■ **Directive**
Check each line of the material below for "name". Report how many have it, with no other words.

■ **Records for this task**
++++++++

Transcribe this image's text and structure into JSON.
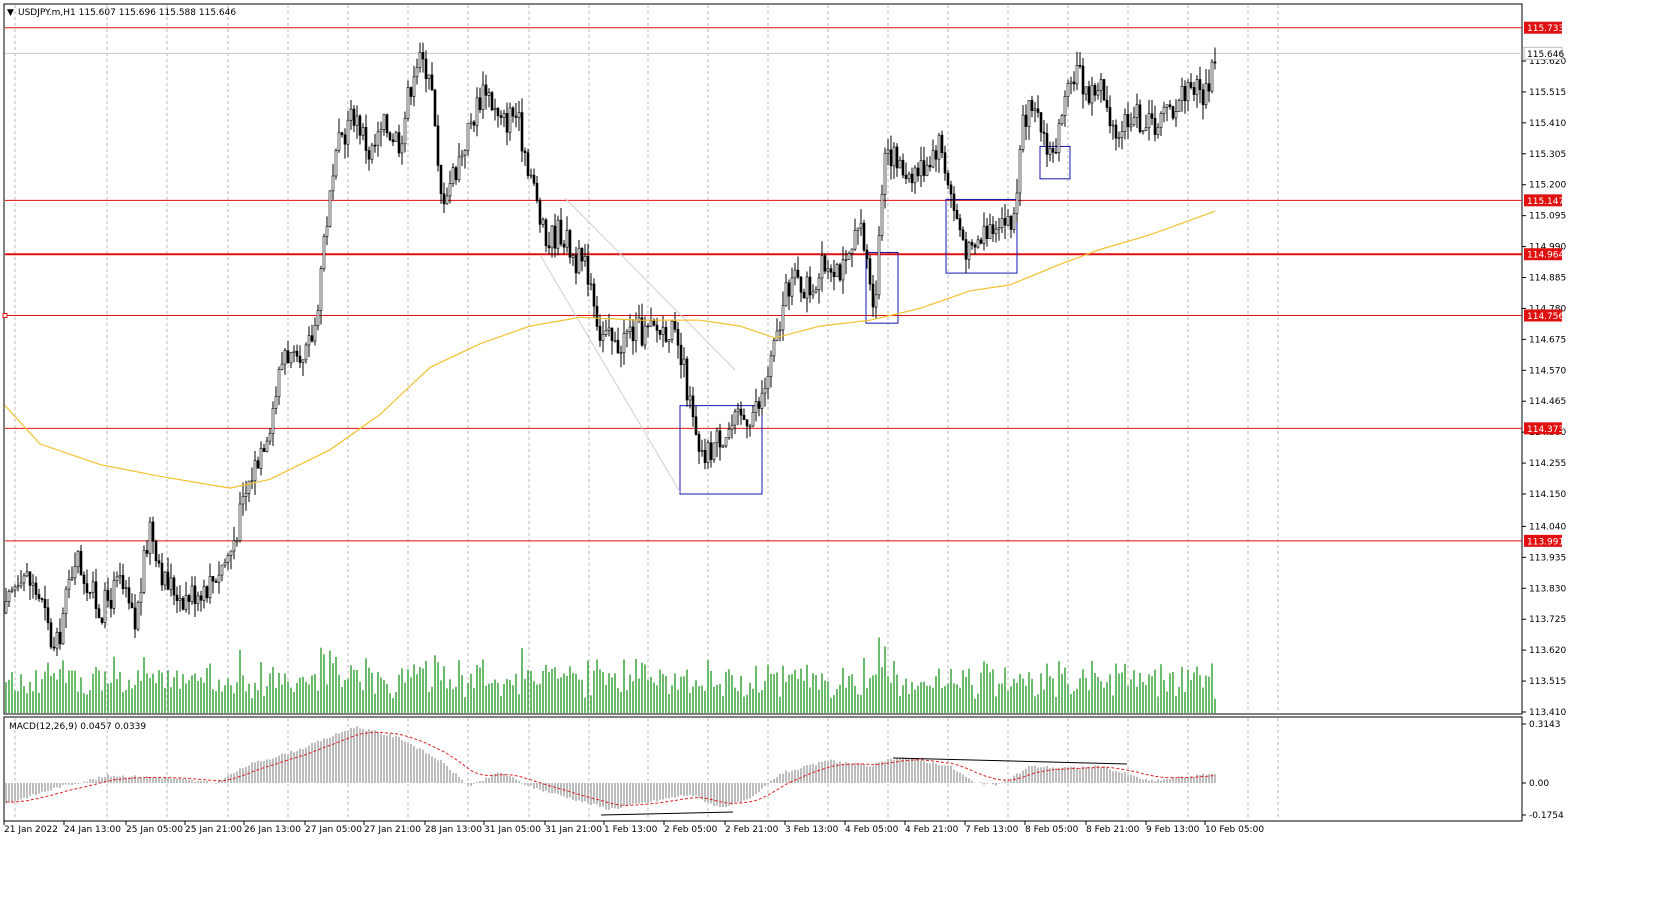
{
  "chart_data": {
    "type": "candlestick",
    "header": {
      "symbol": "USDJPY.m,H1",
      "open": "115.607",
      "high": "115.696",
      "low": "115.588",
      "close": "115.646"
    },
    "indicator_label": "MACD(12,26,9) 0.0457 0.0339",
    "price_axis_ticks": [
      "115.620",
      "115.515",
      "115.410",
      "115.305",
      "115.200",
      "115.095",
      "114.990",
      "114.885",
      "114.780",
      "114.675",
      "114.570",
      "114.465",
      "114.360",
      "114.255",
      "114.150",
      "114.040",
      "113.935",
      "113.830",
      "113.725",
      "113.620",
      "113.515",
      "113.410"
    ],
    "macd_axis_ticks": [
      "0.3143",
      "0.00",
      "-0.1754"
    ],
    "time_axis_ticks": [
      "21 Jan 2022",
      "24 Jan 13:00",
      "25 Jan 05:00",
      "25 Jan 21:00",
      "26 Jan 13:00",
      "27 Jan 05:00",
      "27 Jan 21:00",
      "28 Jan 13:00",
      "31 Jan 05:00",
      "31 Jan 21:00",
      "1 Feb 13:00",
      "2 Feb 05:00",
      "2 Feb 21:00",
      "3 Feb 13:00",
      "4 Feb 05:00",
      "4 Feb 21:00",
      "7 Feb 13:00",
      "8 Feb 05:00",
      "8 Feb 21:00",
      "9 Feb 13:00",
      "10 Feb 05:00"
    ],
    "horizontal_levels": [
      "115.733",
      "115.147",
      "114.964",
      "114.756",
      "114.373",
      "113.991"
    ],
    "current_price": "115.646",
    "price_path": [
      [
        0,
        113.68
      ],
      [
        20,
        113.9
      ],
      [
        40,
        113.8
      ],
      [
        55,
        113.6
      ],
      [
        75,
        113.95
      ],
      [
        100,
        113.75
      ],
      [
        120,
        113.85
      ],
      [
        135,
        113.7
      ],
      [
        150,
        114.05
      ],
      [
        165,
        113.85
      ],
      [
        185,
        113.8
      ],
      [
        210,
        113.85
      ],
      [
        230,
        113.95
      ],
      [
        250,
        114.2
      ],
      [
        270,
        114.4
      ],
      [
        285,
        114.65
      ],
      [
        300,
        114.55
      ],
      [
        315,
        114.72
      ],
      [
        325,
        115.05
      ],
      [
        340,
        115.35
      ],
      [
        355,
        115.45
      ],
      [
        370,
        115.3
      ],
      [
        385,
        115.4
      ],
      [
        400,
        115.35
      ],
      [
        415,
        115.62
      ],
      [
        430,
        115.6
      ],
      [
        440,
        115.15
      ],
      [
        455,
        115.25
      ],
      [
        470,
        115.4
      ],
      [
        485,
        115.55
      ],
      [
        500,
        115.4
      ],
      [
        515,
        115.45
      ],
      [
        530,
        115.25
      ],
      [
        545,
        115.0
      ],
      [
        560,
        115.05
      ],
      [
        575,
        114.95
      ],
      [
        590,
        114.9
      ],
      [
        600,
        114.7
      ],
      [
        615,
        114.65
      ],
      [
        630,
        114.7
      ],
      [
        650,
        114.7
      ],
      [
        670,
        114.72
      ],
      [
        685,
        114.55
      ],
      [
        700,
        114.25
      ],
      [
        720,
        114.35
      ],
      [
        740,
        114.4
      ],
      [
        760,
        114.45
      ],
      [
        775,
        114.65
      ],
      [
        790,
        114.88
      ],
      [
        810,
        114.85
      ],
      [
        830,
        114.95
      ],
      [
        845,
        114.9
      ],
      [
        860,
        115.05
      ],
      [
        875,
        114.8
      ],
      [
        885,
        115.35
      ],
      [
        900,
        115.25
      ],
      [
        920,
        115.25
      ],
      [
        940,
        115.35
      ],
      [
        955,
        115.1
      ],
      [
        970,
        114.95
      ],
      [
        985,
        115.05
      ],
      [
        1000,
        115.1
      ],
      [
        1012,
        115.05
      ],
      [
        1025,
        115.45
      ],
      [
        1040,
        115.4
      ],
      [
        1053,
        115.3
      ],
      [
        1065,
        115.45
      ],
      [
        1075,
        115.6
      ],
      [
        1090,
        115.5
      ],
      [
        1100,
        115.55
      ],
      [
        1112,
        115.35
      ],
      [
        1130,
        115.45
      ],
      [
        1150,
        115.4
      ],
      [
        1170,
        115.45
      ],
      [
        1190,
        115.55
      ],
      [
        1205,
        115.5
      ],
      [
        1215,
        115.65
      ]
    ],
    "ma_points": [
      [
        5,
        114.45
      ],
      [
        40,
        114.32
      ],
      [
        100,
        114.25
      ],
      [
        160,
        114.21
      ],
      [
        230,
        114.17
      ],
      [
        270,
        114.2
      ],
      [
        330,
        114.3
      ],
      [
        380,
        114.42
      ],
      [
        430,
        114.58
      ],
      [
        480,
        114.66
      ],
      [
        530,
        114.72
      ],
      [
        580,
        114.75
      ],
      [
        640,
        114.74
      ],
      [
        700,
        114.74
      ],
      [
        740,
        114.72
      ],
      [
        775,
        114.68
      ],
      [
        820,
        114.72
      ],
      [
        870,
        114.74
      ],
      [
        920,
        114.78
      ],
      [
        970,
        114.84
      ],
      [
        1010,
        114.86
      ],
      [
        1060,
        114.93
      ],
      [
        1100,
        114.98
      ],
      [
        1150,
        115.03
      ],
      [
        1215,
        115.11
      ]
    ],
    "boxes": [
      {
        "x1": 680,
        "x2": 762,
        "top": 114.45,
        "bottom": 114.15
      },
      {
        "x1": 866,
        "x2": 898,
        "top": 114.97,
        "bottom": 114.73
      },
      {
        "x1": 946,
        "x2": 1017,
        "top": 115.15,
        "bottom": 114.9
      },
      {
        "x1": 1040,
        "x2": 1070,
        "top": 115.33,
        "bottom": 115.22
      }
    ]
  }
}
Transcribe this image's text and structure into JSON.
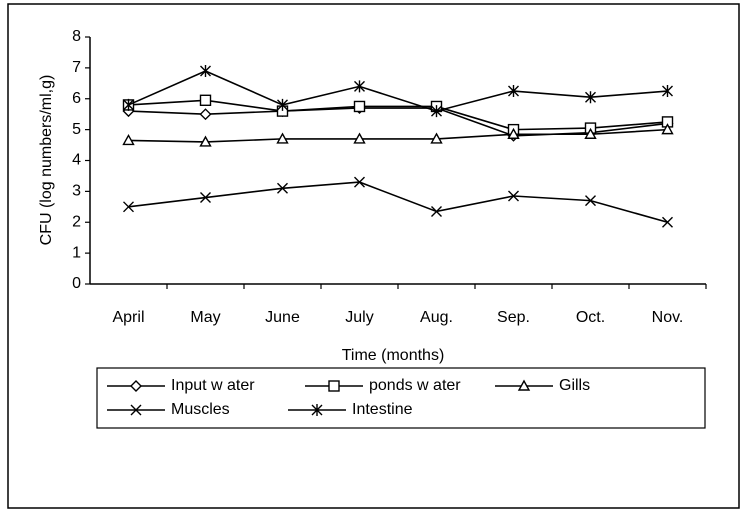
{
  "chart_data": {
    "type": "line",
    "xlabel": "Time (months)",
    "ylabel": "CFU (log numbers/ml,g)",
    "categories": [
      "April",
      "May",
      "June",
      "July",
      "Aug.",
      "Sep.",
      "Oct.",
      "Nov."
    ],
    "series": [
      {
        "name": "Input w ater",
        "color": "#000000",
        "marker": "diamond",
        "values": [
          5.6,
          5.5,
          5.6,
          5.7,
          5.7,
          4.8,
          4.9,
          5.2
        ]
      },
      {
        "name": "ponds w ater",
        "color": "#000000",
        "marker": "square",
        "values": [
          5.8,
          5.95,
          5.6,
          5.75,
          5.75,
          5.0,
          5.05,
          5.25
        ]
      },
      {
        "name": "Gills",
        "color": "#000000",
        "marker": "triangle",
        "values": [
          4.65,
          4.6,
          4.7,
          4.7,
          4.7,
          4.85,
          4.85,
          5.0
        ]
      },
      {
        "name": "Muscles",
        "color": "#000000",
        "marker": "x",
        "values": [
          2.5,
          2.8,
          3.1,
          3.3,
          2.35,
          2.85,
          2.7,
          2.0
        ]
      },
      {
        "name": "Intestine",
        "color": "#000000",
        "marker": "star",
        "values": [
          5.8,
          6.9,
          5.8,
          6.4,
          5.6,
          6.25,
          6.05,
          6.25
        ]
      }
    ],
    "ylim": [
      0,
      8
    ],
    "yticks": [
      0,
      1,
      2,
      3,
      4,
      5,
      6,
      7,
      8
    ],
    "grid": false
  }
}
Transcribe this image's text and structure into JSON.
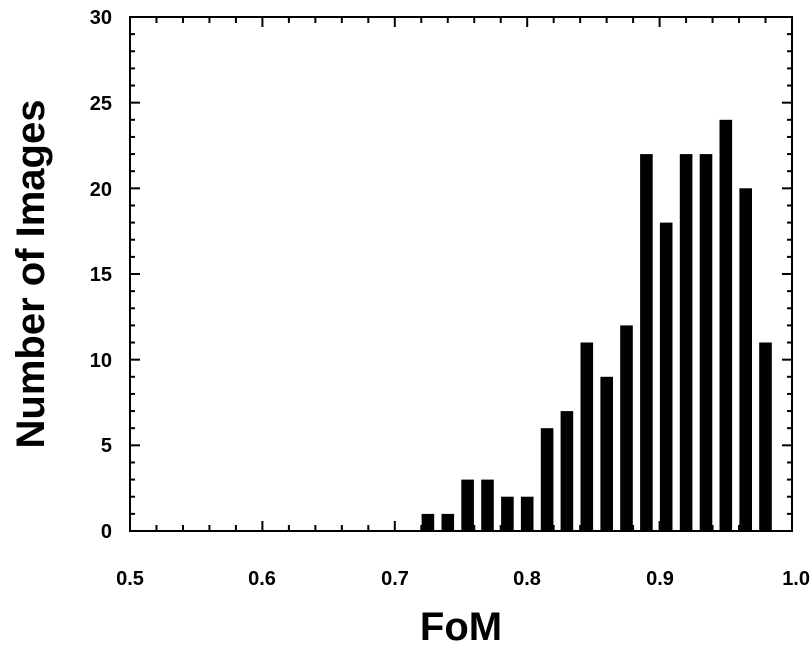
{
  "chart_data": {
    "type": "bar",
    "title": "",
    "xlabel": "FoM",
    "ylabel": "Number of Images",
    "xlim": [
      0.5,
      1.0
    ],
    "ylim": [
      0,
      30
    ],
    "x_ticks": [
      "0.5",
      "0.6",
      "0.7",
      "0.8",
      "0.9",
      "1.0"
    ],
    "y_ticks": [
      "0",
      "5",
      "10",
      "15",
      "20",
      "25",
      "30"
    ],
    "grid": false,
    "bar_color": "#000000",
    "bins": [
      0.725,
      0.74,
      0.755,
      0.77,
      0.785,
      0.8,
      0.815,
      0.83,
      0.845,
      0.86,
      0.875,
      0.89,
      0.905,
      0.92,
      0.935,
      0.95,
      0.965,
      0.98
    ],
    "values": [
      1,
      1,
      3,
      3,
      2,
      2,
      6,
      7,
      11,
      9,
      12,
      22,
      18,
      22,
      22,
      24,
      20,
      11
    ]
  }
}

++++++++

■ **Task answer**
5